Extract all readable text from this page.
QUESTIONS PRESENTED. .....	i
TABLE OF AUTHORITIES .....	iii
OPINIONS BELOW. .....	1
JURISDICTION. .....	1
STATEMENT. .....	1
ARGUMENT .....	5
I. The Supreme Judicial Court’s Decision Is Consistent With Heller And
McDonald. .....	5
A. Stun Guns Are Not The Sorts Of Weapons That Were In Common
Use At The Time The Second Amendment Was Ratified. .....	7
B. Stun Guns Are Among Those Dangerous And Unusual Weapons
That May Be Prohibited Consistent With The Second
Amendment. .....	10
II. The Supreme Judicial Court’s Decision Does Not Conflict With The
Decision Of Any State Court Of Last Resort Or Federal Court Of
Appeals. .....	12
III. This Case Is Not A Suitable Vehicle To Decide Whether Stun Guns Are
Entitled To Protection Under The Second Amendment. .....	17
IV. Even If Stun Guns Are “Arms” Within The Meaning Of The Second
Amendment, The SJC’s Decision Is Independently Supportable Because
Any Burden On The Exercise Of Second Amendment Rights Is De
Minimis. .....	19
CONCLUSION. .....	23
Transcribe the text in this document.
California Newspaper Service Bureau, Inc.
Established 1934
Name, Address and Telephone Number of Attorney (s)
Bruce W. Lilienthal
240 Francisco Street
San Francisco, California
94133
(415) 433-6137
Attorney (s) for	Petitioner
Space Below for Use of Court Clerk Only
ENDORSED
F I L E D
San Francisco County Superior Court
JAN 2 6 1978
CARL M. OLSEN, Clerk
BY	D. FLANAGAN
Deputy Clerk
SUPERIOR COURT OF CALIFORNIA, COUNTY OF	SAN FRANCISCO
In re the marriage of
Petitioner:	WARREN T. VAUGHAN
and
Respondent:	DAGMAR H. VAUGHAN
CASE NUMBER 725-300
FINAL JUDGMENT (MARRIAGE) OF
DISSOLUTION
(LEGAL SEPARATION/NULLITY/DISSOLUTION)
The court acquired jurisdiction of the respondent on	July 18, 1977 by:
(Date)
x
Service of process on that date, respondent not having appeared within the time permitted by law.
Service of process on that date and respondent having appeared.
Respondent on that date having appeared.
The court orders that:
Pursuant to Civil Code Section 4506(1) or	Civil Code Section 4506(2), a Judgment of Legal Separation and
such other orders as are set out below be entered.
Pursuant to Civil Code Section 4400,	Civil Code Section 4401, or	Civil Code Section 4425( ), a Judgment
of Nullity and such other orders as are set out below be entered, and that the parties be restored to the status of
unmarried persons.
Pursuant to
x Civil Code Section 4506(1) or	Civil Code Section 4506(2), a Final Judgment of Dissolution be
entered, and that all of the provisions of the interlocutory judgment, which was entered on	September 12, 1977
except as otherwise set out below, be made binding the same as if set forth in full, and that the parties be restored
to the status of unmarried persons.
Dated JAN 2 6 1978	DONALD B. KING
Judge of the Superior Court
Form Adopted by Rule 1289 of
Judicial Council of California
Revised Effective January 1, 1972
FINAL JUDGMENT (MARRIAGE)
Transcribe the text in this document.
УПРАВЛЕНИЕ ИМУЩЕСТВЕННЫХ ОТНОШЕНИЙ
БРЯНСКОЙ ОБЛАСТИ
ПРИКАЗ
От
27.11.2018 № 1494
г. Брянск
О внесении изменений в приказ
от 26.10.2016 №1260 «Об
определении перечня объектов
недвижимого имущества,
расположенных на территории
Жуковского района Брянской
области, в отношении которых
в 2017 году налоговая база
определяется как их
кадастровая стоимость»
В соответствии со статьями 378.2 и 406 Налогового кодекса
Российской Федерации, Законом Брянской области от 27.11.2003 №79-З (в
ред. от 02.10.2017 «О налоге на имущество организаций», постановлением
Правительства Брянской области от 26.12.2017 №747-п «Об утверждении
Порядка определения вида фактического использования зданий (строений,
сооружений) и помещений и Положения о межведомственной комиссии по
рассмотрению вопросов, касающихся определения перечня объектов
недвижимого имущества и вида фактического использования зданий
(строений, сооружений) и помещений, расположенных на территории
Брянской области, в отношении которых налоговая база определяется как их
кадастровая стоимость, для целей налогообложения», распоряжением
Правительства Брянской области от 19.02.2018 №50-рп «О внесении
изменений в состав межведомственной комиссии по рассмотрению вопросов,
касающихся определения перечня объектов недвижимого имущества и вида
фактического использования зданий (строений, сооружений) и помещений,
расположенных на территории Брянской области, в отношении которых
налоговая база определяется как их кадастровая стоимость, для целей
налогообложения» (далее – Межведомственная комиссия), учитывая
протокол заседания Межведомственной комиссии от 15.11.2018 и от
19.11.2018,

• The problem: Only a number is wanted here: how many lines in the data above include the string "налогообложения"?

• Written response: 2